TASK GOAL - Take each line containing "Piaski" and report it exactly as written.

(Records excerpted from a collection)
---*---
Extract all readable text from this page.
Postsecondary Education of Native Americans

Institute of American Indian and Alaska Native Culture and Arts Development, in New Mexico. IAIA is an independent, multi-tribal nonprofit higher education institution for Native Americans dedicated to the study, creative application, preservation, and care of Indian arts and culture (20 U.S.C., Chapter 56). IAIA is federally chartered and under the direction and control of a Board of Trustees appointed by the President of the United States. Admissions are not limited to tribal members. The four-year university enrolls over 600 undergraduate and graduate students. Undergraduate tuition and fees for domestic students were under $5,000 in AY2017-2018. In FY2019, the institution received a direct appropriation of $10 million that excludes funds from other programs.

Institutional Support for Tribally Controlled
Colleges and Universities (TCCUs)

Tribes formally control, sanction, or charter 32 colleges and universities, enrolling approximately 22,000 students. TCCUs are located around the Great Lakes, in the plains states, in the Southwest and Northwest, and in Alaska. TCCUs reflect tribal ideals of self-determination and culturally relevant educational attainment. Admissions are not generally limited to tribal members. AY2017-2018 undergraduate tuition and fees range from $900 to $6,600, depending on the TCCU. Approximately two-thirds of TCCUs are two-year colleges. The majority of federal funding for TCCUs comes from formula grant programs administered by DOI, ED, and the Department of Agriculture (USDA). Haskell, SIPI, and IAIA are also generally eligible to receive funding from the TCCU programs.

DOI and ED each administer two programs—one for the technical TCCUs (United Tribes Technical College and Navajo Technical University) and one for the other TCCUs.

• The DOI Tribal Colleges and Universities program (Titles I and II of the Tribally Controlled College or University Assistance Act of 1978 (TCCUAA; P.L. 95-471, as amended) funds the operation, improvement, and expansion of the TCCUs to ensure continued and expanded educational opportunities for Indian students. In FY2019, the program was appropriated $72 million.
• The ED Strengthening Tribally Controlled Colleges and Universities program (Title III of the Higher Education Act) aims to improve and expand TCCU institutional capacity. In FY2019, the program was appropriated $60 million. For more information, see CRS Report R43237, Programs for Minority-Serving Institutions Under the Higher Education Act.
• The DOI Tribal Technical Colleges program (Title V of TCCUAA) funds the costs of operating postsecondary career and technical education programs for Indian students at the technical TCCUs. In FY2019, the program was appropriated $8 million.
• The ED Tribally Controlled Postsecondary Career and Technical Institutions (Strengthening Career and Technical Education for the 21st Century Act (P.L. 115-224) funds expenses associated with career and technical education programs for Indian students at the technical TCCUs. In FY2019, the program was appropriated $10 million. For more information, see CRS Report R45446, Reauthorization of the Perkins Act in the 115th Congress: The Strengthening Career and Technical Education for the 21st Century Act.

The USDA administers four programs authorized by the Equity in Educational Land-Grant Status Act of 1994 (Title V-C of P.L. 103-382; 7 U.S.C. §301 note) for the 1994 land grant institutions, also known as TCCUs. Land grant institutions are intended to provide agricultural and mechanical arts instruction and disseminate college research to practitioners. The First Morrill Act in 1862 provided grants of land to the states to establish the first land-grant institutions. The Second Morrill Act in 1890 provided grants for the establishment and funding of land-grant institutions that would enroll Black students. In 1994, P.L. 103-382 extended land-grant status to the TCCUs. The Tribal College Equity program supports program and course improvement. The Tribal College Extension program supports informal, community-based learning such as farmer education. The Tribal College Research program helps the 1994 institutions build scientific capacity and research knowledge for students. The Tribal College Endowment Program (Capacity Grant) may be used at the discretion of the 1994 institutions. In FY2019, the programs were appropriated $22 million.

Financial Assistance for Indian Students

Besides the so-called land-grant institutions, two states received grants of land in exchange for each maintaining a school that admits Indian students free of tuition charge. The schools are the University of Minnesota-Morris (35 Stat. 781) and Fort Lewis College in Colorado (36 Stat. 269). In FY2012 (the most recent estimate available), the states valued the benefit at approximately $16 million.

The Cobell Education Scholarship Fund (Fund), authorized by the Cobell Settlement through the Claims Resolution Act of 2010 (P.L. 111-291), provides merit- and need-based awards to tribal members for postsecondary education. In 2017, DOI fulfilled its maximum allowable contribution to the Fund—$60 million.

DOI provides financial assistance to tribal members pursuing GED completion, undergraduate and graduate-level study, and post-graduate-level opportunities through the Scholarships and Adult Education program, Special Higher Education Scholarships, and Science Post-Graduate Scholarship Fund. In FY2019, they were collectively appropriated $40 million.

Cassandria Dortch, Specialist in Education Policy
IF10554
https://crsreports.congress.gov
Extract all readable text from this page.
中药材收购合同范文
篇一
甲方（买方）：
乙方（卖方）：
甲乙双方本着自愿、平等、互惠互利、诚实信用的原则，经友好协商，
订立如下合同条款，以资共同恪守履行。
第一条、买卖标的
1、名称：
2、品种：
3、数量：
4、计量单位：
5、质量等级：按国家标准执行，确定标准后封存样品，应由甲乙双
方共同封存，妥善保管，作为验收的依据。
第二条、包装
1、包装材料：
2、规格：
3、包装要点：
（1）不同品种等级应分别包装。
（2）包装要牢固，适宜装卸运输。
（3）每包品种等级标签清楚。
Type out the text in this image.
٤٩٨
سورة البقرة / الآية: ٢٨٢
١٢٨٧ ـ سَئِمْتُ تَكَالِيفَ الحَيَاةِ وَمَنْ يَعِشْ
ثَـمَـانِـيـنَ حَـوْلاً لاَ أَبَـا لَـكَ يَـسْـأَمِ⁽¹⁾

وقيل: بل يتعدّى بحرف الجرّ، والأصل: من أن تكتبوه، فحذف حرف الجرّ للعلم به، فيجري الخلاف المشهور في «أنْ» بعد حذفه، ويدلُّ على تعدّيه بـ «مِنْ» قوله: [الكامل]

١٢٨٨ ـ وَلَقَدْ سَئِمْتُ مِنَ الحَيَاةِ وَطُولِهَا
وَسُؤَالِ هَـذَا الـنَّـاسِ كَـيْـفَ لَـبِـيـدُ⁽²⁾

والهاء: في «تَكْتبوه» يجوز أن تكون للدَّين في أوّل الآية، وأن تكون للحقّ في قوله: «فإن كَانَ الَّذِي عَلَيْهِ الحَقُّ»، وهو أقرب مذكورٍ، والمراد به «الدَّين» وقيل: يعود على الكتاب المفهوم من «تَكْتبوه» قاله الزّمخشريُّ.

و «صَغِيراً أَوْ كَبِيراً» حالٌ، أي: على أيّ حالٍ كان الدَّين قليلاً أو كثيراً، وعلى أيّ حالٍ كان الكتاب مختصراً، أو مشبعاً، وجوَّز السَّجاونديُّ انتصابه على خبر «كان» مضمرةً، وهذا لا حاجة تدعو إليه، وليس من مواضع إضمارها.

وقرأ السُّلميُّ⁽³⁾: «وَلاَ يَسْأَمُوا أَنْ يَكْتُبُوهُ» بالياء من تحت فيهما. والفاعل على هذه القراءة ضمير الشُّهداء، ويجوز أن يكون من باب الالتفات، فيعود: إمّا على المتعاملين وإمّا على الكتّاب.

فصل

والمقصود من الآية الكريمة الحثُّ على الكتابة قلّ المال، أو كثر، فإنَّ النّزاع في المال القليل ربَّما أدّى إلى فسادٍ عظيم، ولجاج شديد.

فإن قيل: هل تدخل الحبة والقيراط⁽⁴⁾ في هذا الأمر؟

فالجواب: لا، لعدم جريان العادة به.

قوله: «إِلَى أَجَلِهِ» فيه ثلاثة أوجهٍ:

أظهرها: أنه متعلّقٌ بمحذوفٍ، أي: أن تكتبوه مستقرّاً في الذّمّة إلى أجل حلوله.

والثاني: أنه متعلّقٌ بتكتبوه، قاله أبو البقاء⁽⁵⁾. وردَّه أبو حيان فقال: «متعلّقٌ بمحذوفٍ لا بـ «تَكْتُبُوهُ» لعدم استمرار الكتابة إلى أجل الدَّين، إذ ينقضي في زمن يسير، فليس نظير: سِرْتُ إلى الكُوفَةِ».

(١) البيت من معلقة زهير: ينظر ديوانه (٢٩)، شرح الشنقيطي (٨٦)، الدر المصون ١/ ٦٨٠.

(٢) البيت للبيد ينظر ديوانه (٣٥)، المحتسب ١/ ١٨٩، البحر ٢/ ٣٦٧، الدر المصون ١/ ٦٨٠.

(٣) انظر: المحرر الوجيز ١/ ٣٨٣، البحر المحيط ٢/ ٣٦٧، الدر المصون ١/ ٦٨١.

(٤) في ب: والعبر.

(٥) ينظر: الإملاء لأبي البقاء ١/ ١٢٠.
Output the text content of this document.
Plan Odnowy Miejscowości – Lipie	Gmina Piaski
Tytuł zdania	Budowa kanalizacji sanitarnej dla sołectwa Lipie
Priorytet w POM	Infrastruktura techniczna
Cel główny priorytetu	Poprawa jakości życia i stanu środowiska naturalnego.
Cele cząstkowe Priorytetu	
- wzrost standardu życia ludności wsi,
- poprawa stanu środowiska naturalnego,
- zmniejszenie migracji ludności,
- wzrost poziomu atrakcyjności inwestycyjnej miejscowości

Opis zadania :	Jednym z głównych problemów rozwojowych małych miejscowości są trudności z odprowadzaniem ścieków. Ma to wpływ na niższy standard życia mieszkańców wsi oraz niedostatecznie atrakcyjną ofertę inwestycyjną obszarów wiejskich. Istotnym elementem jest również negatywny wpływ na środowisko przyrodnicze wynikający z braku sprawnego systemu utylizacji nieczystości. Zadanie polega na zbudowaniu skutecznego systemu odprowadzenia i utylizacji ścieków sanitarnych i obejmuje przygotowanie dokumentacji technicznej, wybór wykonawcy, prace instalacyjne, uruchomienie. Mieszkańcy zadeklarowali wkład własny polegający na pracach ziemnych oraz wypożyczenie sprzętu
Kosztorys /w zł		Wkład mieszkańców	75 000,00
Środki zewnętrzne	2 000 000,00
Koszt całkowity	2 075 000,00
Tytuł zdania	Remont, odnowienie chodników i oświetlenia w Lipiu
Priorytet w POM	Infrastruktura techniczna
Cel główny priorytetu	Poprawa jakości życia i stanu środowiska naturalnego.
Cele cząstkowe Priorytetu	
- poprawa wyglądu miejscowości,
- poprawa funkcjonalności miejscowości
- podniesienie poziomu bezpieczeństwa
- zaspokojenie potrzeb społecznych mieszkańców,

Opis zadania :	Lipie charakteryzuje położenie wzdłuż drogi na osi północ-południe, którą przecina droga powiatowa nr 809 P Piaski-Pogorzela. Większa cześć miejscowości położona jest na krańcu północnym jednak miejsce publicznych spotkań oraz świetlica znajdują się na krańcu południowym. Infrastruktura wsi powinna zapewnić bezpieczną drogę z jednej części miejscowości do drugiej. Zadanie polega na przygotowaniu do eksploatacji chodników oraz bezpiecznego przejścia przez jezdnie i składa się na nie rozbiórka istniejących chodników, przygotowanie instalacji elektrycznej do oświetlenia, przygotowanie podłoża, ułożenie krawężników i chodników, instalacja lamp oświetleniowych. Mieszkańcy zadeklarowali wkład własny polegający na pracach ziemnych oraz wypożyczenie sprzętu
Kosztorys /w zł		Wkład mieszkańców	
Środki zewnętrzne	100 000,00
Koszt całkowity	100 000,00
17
---*---
THE REPLY -
Plan Odnowy Miejscowości – Lipie	Gmina Piaski
Opis zadania :	Lipie charakteryzuje położenie wzdłuż drogi na osi północ-południe, którą przecina droga powiatowa nr 809 P Piaski-Pogorzela. Większa cześć miejscowości położona jest na krańcu północnym jednak miejsce publicznych spotkań oraz świetlica znajdują się na krańcu południowym. Infrastruktura wsi powinna zapewnić bezpieczną drogę z jednej części miejscowości do drugiej. Zadanie polega na przygotowaniu do eksploatacji chodników oraz bezpiecznego przejścia przez jezdnie i składa się na nie rozbiórka istniejących chodników, przygotowanie instalacji elektrycznej do oświetlenia, przygotowanie podłoża, ułożenie krawężników i chodników, instalacja lamp oświetleniowych. Mieszkańcy zadeklarowali wkład własny polegający na pracach ziemnych oraz wypożyczenie sprzętu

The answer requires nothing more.